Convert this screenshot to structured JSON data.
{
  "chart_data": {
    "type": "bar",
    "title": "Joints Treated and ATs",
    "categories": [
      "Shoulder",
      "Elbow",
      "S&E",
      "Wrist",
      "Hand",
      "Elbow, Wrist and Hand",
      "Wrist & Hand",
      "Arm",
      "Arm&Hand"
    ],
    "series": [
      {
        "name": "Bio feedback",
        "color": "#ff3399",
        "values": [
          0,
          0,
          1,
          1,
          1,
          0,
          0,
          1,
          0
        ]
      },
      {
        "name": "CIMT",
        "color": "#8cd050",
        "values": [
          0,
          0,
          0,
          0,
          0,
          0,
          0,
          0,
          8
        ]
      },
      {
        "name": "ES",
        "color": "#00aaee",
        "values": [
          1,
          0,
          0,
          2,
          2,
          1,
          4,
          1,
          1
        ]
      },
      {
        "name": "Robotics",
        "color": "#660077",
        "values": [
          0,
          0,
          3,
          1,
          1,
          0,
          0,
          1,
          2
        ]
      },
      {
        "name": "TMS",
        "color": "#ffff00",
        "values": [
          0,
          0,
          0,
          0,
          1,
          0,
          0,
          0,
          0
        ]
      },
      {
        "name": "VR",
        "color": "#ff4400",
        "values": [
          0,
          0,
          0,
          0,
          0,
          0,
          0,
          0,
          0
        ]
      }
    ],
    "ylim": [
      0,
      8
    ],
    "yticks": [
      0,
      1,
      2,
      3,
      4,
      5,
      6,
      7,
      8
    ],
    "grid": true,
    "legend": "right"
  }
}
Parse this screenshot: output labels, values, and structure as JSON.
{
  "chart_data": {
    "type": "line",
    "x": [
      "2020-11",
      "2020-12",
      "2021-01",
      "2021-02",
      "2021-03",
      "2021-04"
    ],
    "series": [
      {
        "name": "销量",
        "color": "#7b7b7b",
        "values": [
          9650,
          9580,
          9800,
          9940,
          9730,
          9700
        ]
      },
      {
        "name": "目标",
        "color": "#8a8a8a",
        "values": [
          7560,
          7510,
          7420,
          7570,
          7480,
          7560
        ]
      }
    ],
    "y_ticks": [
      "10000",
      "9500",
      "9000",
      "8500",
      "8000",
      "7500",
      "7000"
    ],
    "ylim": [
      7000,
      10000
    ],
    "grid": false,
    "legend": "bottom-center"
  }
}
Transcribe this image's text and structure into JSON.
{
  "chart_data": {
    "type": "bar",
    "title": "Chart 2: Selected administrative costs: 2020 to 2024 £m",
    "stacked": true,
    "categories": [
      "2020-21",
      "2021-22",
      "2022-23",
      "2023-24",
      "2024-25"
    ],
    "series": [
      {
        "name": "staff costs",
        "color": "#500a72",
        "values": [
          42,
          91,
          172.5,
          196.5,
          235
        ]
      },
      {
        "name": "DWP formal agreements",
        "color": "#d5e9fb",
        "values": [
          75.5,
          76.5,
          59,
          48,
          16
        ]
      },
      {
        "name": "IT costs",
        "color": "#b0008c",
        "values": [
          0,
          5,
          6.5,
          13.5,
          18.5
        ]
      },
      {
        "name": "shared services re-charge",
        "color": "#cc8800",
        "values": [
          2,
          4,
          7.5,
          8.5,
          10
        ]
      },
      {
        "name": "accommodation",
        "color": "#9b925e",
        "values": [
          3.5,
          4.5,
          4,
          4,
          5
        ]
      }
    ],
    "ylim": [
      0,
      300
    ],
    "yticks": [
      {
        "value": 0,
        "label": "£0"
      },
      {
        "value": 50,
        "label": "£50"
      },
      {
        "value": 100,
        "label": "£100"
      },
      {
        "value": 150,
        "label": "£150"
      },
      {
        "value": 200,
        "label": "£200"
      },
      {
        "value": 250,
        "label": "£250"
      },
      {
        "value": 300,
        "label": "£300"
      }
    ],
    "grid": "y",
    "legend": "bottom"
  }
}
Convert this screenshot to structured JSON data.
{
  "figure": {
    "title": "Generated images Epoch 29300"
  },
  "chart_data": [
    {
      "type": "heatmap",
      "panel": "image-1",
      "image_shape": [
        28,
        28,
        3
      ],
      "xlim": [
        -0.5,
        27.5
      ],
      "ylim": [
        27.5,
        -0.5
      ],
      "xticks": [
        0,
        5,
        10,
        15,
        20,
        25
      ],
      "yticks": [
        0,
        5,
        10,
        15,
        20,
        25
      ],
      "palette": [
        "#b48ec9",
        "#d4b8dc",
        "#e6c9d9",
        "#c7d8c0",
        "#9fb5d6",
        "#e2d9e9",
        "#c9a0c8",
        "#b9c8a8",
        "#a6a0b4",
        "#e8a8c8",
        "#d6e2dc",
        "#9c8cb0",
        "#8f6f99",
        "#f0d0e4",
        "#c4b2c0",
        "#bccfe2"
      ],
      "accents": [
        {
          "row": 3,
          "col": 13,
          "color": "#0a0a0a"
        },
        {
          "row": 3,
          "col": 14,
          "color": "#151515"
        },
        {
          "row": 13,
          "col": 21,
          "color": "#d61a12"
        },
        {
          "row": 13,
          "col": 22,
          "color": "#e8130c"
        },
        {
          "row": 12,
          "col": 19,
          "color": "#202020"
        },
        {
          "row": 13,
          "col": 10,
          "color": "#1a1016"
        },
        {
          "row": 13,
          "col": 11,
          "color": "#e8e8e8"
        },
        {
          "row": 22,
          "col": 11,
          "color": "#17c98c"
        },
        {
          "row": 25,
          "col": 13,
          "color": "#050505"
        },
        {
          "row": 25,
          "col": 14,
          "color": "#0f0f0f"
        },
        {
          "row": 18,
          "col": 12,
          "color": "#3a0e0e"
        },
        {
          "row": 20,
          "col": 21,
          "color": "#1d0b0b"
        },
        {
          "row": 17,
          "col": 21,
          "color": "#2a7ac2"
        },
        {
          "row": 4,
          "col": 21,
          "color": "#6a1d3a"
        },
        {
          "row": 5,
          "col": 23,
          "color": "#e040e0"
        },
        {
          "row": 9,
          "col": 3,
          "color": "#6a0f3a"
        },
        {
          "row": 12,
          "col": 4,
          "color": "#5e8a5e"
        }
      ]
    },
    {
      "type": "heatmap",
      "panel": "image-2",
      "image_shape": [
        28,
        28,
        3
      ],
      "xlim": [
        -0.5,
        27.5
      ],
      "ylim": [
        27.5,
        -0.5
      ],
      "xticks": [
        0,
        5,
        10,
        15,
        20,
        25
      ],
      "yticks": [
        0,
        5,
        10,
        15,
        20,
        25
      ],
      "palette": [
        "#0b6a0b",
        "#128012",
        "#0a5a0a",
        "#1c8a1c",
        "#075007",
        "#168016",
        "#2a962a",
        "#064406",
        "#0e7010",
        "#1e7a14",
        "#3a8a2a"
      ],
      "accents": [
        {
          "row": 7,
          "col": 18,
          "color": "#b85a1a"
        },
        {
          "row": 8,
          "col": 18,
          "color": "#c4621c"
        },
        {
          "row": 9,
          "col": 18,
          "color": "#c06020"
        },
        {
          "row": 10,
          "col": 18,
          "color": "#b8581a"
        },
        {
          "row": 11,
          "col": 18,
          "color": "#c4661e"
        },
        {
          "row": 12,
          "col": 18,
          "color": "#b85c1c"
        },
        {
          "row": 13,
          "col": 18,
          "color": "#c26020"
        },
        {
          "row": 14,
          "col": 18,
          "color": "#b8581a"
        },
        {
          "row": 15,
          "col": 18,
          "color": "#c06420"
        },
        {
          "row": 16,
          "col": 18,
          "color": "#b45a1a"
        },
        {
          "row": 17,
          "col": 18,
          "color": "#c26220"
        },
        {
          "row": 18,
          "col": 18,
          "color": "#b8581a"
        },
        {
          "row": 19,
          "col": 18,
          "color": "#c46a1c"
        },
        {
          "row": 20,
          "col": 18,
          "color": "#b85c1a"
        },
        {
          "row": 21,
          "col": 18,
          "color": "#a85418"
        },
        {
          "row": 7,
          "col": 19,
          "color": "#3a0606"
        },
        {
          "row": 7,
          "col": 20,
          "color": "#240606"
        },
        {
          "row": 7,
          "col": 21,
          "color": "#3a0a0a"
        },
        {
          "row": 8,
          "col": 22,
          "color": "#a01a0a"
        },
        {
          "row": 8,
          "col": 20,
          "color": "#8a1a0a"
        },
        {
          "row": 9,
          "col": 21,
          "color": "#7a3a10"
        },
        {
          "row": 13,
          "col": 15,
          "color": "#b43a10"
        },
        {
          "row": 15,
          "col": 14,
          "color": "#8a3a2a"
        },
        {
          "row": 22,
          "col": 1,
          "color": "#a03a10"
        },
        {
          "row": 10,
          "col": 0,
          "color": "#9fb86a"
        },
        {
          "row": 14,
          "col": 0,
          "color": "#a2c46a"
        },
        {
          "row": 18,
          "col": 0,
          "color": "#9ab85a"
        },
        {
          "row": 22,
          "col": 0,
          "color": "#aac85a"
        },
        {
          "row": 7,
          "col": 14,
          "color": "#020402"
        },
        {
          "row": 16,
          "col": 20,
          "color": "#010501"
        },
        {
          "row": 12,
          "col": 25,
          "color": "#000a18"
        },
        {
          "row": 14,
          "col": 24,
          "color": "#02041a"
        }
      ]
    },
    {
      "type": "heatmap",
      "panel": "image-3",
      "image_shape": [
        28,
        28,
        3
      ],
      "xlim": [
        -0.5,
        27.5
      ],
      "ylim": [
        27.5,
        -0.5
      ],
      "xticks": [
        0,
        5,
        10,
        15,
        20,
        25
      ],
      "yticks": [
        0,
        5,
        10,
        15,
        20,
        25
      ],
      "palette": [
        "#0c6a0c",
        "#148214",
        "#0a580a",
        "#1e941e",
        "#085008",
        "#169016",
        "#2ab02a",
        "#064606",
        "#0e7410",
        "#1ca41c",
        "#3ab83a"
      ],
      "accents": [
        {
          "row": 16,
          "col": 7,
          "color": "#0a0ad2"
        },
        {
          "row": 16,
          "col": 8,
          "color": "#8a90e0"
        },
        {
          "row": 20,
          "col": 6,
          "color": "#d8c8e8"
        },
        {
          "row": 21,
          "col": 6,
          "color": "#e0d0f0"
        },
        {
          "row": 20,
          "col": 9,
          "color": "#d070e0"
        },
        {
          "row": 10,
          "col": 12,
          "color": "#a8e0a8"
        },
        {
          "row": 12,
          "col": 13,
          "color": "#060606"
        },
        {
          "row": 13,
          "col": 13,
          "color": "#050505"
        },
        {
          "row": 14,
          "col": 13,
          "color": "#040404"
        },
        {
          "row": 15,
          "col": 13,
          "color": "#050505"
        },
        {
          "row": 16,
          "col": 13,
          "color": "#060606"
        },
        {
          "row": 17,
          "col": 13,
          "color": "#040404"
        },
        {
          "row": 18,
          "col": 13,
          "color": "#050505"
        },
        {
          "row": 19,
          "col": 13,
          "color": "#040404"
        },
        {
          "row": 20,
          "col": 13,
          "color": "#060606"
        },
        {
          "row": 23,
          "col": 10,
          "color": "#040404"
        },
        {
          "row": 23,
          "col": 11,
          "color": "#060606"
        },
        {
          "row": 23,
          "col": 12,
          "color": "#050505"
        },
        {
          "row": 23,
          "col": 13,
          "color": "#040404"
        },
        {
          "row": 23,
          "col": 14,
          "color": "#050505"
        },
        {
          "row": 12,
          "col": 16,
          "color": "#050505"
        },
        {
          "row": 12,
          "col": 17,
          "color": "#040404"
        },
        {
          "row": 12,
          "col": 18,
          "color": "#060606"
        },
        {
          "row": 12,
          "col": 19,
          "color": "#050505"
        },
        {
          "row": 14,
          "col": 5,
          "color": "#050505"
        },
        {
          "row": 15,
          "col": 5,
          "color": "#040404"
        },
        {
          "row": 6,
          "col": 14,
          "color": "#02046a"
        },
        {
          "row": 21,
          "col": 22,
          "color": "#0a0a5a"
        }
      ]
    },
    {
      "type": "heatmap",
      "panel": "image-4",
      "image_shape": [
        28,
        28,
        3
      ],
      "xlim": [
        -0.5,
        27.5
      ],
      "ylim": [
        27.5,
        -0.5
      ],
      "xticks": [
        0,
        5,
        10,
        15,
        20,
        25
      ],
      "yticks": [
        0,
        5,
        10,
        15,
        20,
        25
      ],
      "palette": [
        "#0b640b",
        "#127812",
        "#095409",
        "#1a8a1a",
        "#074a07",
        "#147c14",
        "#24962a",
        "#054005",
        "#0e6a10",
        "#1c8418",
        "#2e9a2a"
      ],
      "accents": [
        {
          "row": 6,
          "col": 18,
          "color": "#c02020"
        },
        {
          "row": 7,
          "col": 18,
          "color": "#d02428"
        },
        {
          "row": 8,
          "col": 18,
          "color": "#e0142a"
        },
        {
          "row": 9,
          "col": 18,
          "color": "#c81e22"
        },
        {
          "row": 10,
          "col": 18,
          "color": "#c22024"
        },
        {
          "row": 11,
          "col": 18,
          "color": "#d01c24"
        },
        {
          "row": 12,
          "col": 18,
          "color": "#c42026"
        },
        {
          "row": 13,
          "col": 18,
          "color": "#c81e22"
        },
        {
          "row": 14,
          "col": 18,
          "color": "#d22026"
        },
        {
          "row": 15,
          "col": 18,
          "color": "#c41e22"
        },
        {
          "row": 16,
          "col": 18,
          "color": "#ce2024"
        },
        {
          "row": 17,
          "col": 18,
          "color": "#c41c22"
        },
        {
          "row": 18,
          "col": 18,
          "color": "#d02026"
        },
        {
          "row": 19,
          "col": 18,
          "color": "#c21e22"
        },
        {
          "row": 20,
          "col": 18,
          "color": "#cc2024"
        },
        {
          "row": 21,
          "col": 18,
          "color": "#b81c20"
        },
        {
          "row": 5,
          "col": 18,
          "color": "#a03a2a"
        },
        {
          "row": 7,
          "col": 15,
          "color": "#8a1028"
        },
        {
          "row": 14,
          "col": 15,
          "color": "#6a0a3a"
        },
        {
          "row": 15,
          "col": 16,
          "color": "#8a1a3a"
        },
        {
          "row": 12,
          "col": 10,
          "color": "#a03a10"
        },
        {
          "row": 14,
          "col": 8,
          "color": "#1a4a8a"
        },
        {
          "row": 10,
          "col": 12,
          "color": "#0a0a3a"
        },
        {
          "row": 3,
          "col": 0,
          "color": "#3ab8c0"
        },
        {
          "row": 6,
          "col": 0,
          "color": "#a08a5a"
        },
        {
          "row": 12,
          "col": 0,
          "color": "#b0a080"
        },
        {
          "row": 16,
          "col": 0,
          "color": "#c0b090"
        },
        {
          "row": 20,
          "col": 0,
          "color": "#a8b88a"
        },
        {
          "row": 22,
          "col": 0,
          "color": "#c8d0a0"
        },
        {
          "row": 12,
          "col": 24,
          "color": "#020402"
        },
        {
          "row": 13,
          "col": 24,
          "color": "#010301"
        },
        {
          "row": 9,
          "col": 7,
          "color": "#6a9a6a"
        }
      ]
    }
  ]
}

^^^^

**Stated goal**
Find all the lines containing "bottom" in the material, then copy them.

**Exercise response**
    "legend": "bottom-center"
    "legend": "bottom"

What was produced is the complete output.